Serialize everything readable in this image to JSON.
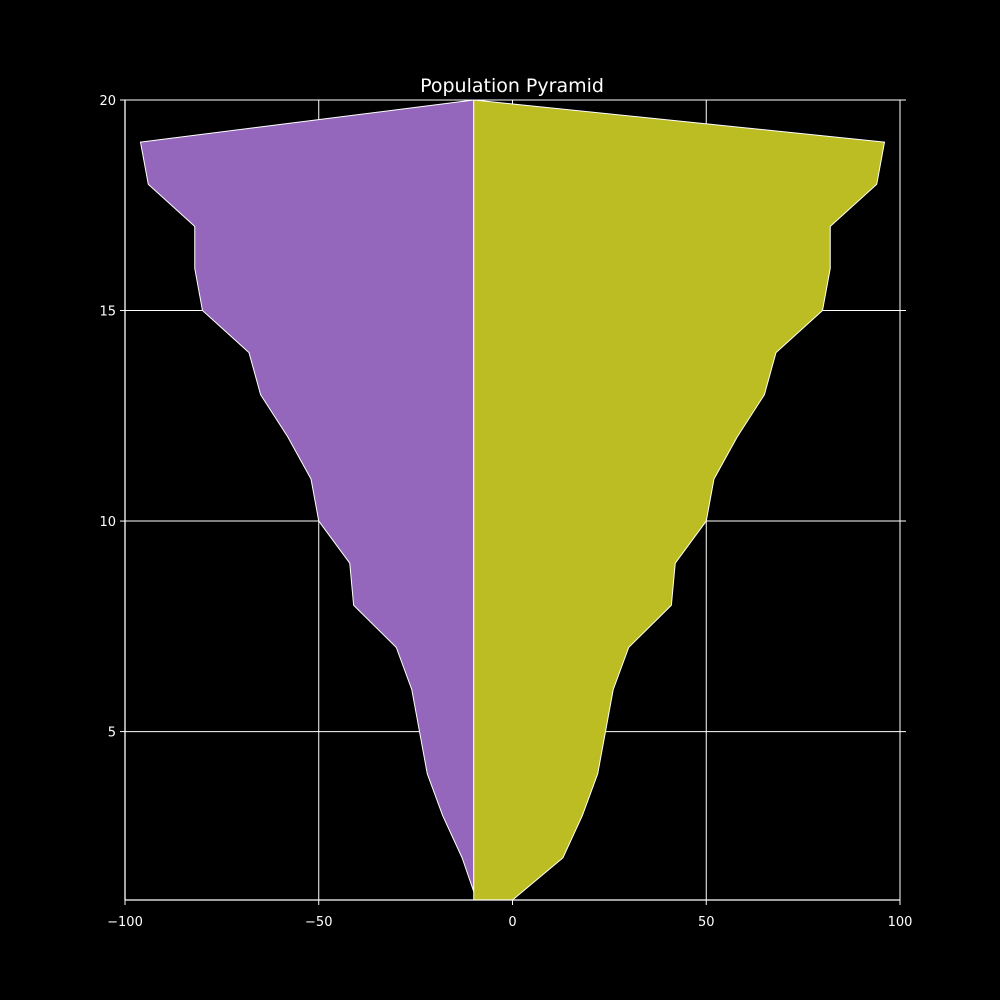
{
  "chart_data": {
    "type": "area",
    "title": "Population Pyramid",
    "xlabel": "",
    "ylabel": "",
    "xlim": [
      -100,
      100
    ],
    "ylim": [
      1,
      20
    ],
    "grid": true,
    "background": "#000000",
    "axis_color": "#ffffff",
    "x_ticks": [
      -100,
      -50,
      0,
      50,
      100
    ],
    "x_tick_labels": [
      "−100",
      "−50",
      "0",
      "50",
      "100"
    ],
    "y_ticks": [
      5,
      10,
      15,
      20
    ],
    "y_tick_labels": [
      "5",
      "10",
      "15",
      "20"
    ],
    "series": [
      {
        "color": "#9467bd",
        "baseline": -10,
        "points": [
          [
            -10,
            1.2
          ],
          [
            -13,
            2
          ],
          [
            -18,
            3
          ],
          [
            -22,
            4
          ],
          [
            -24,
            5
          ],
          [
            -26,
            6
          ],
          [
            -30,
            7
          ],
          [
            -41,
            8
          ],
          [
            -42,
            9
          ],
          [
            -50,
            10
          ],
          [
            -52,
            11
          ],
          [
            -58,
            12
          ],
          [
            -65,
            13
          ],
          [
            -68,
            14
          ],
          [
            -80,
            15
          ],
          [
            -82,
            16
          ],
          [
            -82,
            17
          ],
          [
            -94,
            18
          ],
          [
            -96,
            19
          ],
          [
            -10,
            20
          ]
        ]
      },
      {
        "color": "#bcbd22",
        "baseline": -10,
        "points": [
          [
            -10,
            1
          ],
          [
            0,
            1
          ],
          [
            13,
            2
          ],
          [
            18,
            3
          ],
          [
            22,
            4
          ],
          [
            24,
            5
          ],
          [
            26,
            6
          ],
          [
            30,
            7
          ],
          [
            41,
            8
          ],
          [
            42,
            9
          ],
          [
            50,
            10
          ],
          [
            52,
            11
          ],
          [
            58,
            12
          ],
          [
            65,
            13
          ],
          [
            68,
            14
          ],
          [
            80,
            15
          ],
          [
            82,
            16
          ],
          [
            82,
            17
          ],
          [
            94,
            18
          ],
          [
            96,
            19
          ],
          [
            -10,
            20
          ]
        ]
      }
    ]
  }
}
********************
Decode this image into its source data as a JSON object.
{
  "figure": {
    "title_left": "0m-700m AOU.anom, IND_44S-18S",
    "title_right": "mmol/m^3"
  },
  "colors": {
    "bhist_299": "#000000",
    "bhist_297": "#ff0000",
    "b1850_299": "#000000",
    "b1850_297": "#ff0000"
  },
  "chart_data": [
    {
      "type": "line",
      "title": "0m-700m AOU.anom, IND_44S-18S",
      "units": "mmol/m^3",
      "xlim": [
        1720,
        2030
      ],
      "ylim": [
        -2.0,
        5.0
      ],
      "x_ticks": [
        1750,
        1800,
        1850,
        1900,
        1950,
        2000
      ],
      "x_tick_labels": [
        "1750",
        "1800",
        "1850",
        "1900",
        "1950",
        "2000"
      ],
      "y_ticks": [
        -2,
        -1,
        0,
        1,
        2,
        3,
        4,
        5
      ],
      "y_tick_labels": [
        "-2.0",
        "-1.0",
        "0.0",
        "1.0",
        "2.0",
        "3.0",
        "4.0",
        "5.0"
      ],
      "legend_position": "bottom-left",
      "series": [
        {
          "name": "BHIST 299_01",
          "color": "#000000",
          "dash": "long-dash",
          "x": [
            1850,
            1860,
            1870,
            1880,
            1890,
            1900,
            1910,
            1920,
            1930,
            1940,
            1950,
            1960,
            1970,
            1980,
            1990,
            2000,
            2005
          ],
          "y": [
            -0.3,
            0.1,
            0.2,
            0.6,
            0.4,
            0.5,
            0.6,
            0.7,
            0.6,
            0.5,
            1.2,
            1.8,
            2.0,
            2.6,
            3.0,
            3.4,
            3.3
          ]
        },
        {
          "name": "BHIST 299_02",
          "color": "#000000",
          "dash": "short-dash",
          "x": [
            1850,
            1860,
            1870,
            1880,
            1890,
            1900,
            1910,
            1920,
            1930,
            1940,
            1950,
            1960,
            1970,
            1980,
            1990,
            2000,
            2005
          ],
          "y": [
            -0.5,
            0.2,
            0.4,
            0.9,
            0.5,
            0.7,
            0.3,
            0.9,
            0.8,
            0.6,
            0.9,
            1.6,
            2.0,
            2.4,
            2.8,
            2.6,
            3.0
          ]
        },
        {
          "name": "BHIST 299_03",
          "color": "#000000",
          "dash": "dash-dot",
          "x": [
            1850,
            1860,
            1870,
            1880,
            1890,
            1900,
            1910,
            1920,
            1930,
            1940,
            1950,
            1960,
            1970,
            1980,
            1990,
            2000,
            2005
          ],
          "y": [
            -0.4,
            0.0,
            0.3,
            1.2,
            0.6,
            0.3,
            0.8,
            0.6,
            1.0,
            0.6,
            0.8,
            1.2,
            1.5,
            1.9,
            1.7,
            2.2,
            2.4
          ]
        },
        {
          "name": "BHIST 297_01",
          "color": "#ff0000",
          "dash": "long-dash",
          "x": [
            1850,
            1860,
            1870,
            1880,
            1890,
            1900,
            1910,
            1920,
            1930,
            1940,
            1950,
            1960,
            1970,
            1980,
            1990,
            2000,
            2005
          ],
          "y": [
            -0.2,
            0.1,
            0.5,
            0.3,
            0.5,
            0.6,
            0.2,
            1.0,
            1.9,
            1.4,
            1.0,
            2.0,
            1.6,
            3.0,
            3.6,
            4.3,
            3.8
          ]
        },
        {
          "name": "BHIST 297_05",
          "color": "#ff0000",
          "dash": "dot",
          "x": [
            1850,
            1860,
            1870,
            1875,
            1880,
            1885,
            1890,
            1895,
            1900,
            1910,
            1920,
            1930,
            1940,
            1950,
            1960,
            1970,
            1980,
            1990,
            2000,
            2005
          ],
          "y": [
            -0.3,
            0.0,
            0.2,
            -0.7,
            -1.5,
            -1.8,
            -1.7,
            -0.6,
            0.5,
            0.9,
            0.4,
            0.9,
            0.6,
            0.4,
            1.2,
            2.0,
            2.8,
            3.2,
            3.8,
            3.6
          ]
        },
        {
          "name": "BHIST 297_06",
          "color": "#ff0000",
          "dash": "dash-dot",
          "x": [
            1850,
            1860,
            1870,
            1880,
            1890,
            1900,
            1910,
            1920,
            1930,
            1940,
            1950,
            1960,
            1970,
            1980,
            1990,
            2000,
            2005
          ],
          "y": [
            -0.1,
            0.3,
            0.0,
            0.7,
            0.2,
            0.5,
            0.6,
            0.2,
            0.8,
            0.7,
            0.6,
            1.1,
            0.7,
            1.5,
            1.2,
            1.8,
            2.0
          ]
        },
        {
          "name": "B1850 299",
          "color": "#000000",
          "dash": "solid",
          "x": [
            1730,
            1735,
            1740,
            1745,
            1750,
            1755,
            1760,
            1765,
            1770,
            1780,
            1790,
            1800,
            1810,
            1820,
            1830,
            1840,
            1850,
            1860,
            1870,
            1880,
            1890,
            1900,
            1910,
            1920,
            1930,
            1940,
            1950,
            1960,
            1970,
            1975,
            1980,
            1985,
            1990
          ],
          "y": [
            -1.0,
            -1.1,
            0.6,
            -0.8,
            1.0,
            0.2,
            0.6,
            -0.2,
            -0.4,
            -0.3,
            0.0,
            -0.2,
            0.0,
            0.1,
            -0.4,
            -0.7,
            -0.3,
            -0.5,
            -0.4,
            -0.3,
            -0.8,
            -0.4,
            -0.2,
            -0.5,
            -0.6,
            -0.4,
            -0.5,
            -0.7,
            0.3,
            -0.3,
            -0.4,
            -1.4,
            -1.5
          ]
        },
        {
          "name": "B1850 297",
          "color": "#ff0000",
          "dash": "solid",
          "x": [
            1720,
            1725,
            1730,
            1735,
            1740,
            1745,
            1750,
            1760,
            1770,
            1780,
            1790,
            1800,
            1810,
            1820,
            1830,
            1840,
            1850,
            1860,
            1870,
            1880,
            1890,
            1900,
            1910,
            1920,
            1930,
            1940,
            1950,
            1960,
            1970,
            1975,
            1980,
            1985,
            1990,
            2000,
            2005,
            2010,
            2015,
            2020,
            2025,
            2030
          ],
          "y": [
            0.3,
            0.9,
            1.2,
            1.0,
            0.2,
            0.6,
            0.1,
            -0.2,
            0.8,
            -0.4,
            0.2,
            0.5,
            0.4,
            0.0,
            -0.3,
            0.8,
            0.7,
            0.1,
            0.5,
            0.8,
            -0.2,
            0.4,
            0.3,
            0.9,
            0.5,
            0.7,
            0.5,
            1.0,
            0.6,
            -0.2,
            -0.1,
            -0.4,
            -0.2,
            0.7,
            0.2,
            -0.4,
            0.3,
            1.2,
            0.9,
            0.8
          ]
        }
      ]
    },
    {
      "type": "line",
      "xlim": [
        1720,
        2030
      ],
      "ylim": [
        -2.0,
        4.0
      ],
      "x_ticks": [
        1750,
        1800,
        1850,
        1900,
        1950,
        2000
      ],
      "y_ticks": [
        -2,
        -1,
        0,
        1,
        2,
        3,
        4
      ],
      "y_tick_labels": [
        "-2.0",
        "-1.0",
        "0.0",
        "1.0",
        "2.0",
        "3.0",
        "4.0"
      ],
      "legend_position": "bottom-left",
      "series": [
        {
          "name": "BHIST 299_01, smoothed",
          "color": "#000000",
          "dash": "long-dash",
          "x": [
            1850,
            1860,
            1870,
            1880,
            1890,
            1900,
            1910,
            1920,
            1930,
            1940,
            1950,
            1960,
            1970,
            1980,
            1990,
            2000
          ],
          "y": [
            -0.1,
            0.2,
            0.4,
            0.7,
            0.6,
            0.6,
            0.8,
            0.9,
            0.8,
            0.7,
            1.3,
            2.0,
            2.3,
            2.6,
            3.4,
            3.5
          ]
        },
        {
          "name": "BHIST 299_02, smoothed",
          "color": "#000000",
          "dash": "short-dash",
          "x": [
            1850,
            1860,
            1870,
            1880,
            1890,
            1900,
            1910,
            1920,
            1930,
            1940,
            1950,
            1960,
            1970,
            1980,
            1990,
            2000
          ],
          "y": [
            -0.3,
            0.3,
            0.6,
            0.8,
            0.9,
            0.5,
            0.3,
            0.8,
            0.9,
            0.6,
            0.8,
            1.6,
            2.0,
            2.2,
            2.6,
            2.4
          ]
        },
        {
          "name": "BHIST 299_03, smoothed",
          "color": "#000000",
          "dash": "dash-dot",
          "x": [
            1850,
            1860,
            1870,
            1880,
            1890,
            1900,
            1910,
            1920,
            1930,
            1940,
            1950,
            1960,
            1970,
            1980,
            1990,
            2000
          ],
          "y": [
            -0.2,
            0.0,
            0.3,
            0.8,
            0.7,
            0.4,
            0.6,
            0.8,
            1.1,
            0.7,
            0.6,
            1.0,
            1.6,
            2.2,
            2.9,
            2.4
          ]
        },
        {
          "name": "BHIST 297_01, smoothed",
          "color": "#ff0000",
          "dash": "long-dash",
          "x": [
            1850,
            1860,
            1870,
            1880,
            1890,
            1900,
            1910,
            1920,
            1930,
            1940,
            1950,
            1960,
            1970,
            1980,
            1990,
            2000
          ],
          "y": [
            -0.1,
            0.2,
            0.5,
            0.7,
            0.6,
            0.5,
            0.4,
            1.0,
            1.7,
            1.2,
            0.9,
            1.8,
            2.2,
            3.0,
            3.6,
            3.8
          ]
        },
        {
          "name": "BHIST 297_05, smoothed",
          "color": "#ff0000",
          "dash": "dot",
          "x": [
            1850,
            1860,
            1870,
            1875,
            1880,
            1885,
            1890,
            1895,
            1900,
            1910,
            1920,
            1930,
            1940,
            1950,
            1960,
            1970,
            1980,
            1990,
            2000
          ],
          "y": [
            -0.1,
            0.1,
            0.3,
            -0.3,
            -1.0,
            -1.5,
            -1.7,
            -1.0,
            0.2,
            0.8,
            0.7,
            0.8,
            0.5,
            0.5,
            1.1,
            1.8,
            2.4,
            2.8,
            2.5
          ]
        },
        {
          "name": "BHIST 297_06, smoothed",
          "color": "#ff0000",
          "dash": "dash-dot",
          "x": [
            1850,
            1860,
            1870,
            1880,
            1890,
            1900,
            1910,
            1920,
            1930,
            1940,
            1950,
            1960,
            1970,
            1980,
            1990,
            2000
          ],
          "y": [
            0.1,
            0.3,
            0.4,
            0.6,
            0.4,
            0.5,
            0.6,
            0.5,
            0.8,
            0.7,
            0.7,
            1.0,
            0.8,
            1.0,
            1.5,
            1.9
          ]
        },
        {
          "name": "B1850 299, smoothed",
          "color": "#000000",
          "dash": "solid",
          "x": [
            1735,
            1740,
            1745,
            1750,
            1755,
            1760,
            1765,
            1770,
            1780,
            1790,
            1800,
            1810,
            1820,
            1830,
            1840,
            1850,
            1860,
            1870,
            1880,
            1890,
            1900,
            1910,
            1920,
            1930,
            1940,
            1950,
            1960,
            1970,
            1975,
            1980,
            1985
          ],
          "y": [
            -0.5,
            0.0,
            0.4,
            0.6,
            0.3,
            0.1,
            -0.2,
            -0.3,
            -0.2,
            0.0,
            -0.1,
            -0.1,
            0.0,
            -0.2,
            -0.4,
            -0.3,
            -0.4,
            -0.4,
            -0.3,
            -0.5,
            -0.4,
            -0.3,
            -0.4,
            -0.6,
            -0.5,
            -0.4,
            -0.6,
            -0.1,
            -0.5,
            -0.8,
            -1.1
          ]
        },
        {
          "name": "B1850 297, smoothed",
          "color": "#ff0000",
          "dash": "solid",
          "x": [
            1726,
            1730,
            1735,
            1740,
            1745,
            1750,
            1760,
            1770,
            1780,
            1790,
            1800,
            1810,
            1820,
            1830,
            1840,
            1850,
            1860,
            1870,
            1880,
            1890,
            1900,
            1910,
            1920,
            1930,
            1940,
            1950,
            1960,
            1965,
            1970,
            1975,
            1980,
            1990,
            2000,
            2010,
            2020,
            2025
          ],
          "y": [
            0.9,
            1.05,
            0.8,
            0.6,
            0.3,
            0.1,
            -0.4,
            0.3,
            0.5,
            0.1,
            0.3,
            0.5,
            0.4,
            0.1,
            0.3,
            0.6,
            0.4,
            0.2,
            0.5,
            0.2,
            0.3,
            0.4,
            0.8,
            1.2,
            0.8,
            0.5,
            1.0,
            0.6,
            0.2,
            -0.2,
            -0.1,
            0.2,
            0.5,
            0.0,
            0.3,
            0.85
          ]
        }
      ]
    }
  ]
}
********************
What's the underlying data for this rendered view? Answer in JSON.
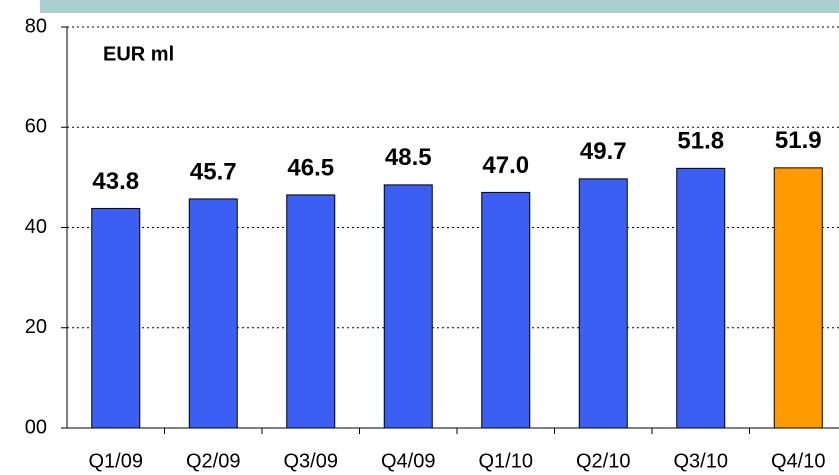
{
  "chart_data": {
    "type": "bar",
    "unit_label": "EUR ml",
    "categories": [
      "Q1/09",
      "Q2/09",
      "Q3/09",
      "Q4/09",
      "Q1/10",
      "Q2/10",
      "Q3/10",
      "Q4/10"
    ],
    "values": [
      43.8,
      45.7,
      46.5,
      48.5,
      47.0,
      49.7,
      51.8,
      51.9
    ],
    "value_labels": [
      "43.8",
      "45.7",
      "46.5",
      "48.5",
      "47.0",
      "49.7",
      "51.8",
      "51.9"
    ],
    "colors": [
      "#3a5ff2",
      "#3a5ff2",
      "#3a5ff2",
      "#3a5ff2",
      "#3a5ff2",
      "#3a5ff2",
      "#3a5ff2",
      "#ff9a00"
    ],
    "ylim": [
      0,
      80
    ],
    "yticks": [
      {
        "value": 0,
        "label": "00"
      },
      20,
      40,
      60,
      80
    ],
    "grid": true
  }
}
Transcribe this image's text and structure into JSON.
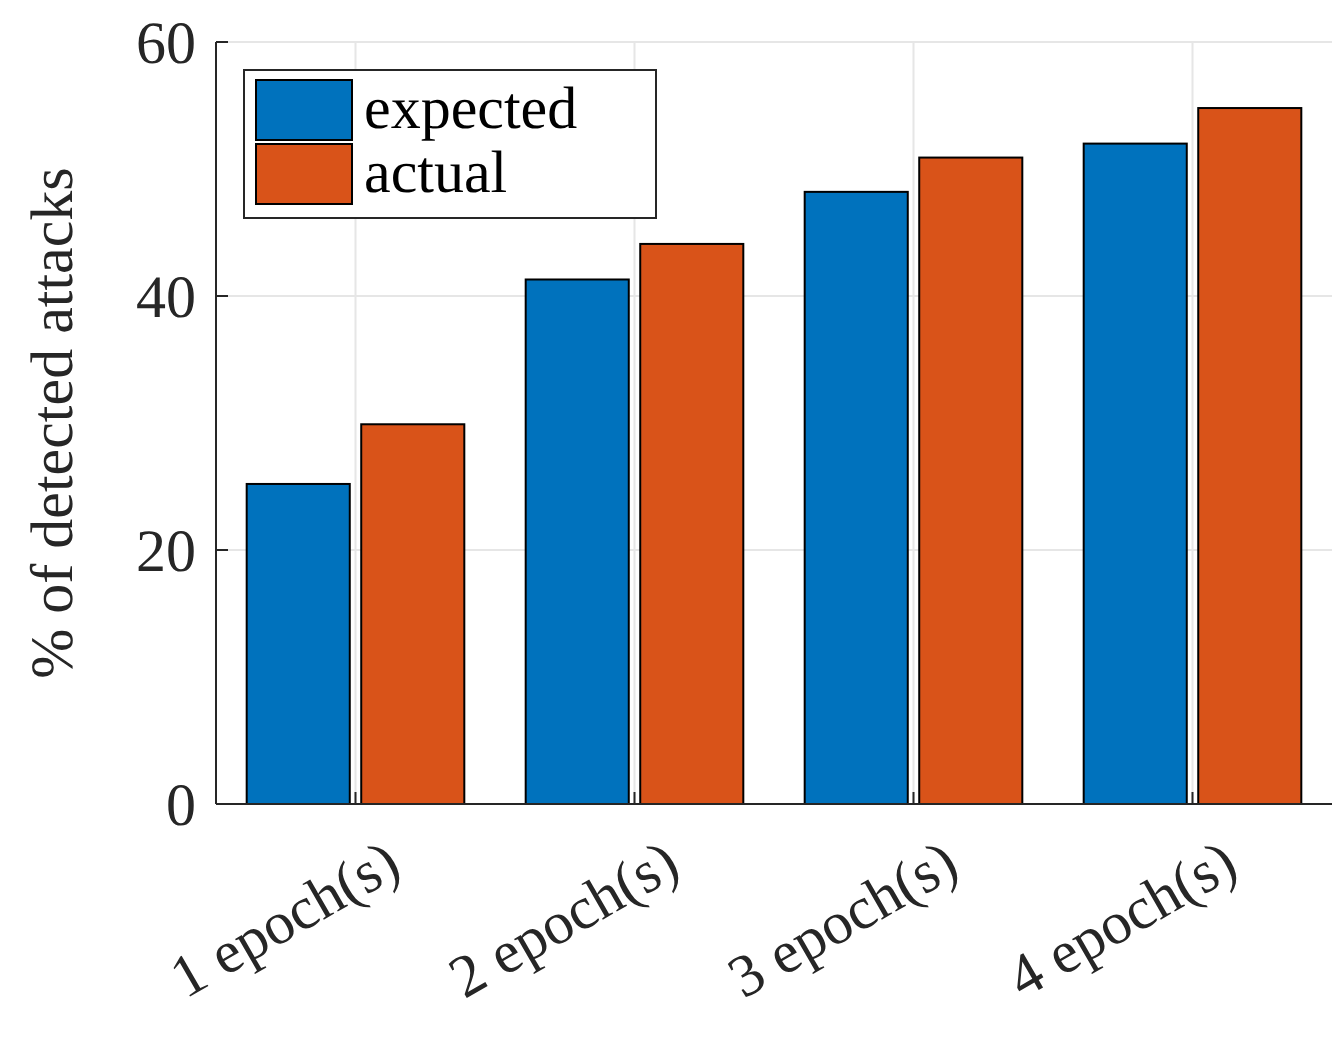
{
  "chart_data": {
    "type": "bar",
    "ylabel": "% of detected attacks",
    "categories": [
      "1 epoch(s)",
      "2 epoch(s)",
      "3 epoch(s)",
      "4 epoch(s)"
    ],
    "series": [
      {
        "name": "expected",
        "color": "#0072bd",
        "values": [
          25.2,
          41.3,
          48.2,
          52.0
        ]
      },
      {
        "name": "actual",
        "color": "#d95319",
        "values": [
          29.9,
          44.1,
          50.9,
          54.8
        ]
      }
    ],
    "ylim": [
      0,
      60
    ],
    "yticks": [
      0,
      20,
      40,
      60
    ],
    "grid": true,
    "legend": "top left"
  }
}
********************
State, as a bare number, how many lines of the listing hold the word "image".

3